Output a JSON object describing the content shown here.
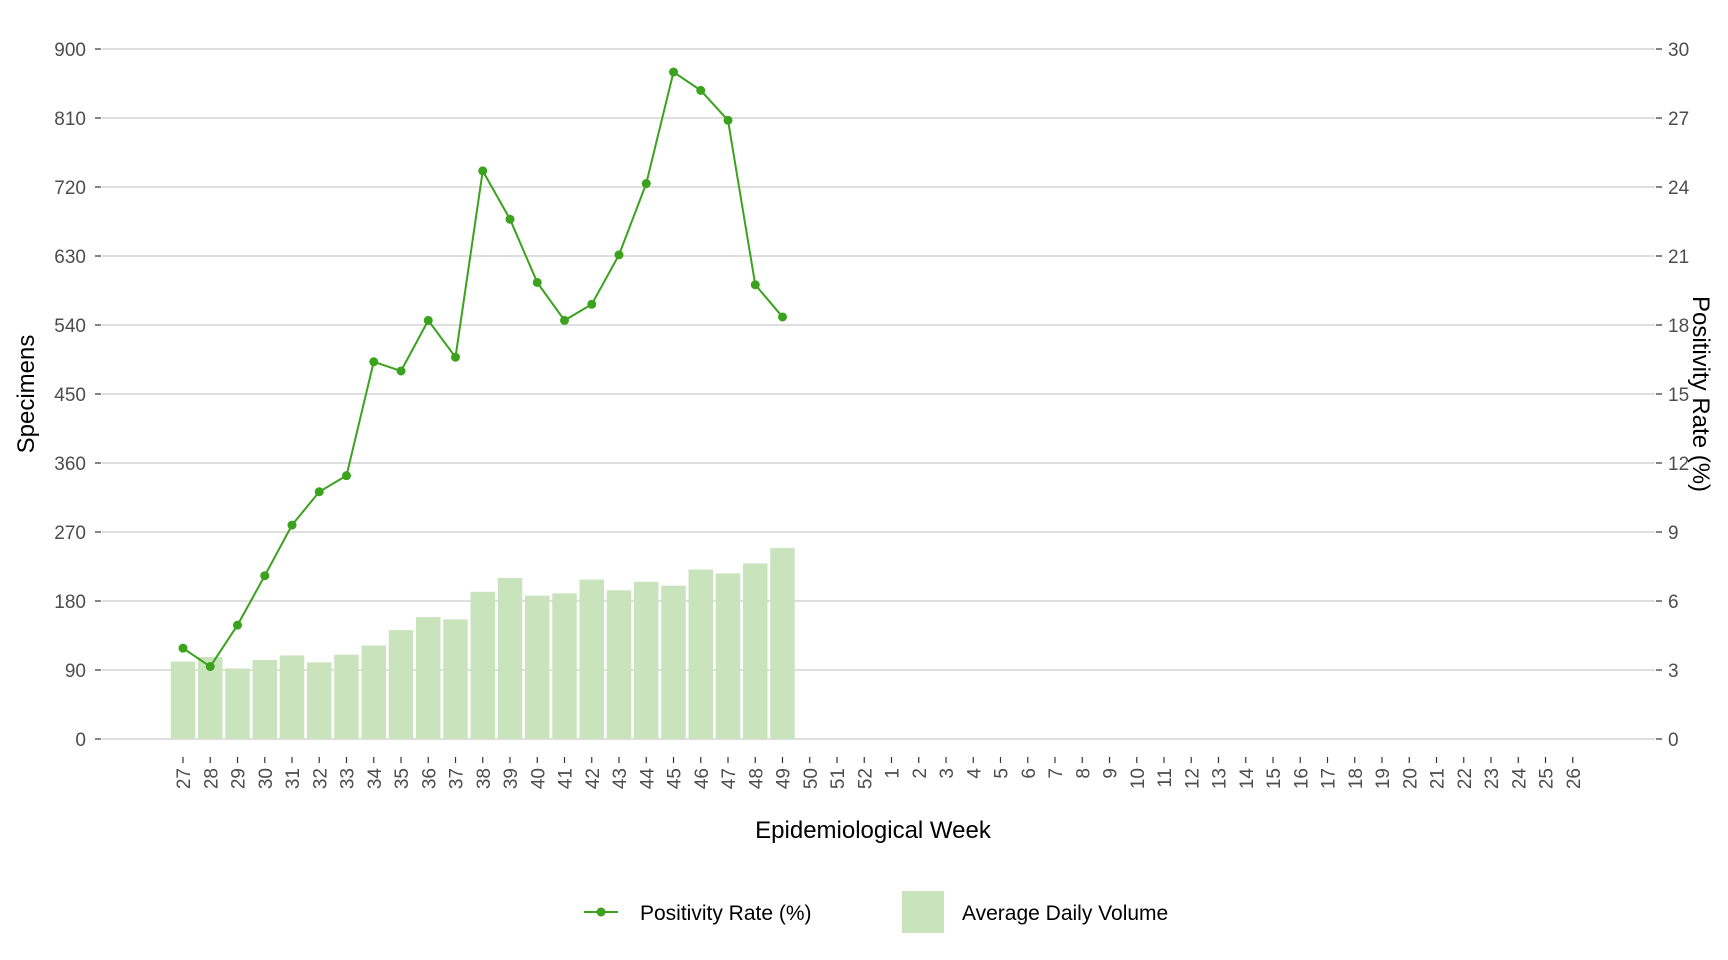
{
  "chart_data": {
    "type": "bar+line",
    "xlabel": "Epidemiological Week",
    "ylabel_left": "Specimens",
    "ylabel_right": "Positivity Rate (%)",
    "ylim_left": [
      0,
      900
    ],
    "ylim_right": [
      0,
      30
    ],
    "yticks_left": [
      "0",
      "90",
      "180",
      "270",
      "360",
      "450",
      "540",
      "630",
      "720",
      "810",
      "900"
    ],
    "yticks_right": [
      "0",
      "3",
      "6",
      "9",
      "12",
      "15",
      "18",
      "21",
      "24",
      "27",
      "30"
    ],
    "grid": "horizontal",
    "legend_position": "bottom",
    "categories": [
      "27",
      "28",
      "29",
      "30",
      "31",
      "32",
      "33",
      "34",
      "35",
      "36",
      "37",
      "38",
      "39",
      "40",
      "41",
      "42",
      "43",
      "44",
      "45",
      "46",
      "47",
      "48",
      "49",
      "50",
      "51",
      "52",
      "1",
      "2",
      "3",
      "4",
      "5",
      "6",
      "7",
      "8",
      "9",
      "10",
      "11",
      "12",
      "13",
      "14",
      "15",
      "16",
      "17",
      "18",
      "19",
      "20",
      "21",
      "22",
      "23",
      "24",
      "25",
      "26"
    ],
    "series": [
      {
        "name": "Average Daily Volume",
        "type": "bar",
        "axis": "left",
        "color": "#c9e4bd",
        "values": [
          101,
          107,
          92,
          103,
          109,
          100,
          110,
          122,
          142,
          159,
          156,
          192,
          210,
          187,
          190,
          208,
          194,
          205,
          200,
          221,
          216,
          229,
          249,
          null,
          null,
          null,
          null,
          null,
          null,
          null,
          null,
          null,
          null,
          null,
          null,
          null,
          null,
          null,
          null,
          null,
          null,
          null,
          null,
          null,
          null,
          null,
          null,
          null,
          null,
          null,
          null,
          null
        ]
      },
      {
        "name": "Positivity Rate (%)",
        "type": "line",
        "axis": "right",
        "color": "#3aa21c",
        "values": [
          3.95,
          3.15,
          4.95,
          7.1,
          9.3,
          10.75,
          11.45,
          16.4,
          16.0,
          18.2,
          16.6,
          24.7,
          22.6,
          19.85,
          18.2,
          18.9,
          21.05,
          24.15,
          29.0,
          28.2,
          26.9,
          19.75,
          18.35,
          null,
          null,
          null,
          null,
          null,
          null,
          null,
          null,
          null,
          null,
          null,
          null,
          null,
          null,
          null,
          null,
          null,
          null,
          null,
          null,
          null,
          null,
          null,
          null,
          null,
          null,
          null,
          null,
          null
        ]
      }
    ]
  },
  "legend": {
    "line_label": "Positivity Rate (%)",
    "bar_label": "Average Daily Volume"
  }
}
...
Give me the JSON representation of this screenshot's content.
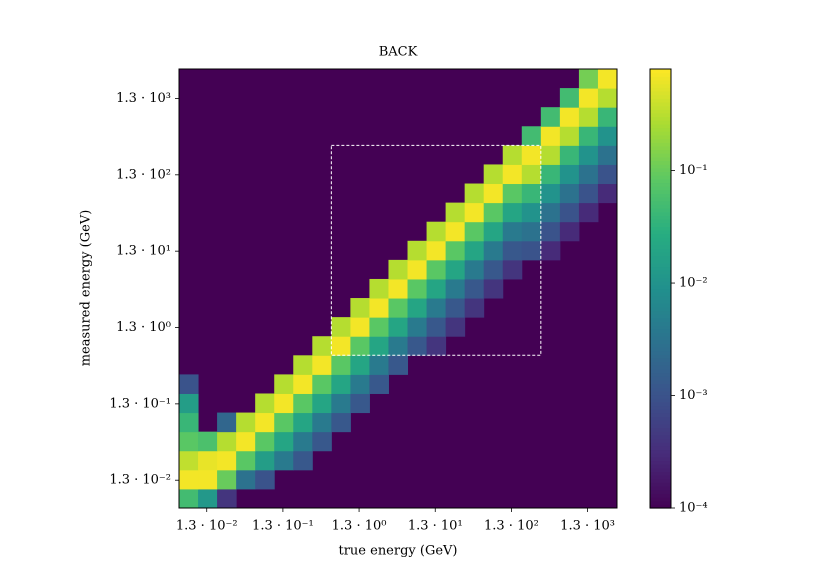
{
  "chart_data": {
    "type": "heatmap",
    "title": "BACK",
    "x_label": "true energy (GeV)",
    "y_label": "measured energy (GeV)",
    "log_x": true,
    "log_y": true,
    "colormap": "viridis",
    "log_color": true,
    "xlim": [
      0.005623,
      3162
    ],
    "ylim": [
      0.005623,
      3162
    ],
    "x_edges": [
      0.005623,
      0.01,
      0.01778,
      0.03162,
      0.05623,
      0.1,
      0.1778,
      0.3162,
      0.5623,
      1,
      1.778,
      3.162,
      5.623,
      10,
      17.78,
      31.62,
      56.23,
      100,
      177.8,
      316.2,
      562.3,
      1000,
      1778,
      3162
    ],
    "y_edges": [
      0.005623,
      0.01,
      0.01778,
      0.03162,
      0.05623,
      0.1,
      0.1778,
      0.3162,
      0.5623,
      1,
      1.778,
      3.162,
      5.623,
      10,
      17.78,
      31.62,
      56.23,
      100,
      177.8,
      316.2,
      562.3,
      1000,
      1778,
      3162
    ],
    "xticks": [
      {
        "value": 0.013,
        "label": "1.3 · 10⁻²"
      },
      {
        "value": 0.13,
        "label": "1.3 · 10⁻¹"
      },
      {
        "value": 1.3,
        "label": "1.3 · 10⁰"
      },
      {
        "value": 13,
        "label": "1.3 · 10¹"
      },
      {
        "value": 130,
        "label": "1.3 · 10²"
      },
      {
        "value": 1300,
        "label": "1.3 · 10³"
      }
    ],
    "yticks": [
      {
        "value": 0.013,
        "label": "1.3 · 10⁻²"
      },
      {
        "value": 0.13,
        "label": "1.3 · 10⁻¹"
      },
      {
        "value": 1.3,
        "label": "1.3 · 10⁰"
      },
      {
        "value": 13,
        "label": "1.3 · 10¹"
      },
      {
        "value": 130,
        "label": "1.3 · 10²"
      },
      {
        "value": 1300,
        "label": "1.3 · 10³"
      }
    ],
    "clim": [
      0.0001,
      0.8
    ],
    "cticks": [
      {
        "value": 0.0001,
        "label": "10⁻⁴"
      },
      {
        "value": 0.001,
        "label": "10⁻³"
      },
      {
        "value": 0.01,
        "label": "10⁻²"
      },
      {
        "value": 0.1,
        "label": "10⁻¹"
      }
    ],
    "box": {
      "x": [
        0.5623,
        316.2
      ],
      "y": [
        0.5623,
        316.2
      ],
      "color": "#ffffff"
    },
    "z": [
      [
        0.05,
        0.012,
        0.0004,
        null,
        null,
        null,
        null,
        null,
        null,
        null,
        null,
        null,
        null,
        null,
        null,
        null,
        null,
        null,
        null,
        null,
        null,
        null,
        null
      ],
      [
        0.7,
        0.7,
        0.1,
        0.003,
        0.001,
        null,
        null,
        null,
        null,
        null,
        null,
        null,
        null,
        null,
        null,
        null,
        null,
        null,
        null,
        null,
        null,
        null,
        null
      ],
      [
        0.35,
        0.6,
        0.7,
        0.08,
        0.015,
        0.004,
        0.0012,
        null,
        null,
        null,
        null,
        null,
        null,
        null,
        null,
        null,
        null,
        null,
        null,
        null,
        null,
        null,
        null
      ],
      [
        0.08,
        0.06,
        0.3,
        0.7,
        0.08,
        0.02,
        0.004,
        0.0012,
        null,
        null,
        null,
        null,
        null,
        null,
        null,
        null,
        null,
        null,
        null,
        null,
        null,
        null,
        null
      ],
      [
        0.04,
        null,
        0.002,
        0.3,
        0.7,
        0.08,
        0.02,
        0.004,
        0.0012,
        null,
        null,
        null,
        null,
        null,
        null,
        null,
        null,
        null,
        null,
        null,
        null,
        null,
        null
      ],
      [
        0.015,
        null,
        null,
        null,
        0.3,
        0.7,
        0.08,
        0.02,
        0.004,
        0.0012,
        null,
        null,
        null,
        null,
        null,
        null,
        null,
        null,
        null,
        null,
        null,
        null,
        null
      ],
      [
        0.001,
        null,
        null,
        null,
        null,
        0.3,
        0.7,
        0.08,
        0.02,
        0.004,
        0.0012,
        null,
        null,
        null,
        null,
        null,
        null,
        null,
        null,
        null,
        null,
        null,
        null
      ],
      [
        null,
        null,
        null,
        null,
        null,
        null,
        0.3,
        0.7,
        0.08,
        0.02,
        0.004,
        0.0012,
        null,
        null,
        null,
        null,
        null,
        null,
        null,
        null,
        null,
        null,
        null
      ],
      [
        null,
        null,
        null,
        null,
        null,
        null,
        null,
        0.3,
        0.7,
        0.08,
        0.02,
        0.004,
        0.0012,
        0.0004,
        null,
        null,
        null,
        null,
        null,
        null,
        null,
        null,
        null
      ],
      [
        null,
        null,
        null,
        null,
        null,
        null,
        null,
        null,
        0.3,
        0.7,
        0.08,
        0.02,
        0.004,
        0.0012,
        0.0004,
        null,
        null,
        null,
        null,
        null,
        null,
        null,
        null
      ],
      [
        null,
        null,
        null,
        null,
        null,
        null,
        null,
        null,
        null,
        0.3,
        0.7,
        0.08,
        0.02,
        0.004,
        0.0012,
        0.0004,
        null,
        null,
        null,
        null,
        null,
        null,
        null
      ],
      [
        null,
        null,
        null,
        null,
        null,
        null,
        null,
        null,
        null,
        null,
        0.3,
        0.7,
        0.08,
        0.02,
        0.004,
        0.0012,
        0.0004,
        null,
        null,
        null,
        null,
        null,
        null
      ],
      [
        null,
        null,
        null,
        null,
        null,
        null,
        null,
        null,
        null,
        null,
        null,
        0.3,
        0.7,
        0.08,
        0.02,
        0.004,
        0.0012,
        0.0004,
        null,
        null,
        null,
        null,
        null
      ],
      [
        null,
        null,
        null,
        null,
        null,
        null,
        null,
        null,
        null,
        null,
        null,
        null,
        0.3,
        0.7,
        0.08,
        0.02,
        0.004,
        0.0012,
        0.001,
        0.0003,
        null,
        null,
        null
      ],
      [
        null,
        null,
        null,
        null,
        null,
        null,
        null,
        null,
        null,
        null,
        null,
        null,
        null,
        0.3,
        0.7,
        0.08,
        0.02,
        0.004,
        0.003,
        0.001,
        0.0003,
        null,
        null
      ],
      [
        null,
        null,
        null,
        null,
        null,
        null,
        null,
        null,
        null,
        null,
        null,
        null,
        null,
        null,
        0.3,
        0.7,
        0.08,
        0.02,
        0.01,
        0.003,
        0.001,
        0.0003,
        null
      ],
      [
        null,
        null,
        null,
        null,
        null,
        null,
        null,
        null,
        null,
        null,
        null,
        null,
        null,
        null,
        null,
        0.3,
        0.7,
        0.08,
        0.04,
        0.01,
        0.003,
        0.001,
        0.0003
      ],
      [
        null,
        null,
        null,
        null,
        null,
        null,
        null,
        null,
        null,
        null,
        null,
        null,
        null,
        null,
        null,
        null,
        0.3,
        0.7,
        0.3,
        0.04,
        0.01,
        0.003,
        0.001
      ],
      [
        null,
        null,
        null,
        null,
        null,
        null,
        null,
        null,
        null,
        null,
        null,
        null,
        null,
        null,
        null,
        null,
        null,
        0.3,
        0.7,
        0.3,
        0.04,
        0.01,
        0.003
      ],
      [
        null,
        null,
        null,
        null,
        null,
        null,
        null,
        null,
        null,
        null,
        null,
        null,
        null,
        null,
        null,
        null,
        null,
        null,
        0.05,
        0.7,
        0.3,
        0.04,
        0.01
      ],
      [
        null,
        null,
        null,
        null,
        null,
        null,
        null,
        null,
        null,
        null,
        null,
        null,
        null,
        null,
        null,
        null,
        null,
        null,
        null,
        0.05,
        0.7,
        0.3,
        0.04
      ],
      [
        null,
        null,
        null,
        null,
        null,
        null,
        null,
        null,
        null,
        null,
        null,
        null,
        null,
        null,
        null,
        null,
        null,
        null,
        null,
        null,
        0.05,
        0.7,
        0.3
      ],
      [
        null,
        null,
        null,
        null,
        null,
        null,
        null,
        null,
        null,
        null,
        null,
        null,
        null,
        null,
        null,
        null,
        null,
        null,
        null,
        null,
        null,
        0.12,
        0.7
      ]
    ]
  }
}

**Objective**: Find every line holding the word "name"; give their count and nothing else.

**Final result**: 2